## TASK OBJECTIVE
Read the material below and count the lines holding the string "august". Give that count with nothing added.

(Items from a dataset)
----
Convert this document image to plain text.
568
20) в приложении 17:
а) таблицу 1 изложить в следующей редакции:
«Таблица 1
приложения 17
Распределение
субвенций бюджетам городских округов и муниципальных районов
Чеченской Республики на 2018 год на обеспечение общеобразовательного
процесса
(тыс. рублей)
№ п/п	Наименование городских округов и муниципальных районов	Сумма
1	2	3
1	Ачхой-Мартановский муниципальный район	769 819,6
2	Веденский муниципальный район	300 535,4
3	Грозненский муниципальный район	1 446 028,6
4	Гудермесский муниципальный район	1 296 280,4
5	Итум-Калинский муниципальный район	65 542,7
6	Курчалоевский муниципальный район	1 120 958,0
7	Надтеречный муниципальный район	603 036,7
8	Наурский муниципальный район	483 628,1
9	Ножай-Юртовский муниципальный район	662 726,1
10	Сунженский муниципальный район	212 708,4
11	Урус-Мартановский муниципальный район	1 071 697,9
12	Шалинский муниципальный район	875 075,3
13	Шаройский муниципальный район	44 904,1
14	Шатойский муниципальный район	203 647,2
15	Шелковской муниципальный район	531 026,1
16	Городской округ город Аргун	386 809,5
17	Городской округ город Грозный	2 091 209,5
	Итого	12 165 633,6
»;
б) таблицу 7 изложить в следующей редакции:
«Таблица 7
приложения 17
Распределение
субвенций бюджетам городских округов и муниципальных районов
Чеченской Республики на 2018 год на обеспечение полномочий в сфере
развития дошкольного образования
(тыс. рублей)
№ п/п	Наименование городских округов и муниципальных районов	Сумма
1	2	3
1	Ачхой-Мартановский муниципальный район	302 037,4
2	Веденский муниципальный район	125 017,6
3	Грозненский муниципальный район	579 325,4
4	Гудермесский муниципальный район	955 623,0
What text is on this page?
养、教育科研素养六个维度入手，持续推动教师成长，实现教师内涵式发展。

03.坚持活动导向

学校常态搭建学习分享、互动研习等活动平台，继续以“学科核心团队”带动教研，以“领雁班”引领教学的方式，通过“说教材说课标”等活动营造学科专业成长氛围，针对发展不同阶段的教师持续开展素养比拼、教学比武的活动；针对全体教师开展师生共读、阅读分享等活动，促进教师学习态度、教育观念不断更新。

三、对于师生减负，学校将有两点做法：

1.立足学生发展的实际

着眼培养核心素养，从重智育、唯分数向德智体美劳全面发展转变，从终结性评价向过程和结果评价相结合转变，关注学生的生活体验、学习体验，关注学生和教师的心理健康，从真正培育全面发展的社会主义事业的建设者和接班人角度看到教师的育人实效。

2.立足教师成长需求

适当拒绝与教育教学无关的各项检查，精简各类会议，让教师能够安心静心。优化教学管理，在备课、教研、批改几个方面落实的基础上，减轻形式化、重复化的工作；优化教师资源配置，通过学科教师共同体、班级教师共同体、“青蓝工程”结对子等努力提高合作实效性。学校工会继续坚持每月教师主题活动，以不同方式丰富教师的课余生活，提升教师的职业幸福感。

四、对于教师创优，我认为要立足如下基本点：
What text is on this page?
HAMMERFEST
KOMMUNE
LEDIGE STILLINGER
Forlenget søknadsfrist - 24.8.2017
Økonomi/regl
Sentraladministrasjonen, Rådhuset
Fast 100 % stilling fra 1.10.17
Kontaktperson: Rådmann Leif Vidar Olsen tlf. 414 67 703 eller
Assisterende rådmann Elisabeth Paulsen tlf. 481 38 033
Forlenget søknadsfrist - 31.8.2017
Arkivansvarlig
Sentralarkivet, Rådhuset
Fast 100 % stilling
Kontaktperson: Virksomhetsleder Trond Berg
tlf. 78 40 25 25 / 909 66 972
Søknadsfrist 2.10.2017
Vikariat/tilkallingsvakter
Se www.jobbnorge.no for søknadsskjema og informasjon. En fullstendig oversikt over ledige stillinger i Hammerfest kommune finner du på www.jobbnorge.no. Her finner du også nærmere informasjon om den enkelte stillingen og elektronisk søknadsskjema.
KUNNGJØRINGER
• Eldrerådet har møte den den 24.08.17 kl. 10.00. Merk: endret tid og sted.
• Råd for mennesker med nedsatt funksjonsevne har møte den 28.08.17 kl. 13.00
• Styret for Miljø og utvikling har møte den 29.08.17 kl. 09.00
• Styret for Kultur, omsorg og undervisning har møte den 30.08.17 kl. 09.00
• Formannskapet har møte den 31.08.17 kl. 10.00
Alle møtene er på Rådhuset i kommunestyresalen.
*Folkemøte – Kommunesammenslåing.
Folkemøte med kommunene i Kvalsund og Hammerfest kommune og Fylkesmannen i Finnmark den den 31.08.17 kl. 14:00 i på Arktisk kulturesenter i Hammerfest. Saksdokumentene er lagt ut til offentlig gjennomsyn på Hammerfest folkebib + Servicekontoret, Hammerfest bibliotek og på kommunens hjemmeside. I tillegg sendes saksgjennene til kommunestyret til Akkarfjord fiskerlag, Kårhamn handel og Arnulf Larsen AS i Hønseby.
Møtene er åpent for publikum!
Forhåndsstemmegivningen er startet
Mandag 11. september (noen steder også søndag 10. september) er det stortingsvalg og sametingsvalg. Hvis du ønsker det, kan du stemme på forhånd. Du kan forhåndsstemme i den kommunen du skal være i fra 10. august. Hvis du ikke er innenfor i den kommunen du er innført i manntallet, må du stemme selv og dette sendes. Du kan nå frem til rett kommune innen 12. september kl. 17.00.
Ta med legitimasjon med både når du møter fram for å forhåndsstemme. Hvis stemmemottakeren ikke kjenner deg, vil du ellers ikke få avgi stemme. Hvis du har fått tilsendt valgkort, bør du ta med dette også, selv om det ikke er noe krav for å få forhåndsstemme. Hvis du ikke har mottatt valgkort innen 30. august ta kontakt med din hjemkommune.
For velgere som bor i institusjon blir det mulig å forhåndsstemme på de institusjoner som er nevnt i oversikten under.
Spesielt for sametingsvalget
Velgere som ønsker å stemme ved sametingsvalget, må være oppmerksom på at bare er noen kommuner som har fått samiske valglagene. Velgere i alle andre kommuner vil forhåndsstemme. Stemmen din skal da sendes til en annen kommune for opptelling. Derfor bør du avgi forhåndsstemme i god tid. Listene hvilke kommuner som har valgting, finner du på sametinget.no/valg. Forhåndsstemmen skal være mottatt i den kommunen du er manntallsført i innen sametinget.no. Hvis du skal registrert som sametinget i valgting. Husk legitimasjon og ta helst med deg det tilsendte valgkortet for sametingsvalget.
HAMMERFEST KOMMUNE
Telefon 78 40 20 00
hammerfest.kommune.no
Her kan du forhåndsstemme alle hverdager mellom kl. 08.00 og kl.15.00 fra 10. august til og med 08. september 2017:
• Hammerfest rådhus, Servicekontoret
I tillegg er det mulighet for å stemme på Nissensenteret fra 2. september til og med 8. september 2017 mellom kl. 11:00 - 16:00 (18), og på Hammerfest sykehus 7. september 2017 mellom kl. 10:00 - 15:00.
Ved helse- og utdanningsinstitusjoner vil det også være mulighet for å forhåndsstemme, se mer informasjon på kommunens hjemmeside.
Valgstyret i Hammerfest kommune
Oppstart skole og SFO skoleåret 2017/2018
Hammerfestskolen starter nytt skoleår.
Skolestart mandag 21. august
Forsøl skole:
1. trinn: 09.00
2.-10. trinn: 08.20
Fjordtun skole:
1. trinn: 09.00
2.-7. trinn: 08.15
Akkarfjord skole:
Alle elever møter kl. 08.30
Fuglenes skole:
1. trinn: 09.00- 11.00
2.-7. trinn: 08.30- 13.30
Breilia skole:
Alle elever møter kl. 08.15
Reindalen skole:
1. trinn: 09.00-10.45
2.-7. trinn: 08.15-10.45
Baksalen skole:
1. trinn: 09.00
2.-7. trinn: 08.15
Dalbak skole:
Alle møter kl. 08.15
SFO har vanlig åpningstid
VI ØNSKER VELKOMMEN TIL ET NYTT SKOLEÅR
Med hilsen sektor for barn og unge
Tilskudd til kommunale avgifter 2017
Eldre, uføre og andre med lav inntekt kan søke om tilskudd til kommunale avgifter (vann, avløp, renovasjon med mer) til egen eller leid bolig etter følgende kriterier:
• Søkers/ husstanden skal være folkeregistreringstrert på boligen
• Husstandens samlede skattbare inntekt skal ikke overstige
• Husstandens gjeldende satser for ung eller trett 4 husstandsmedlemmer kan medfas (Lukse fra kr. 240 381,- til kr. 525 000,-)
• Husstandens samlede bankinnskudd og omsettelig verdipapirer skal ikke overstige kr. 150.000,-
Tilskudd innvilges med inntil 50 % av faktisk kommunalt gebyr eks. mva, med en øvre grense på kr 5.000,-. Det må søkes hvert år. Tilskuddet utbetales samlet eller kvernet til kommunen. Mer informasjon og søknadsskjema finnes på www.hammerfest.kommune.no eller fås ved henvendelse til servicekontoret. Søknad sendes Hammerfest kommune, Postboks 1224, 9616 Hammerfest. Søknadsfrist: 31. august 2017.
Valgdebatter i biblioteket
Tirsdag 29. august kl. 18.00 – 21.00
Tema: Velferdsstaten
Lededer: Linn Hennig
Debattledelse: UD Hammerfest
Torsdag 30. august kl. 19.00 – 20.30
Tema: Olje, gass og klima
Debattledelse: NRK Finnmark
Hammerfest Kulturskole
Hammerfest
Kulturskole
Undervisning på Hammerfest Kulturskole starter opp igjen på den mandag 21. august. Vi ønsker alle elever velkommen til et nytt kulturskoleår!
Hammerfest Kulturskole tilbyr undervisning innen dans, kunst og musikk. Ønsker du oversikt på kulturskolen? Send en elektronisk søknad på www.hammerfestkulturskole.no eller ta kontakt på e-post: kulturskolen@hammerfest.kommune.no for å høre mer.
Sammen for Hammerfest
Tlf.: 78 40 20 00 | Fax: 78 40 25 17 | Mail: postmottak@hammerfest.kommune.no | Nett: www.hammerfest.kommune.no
----
## ANSWER FOR THE TASK
8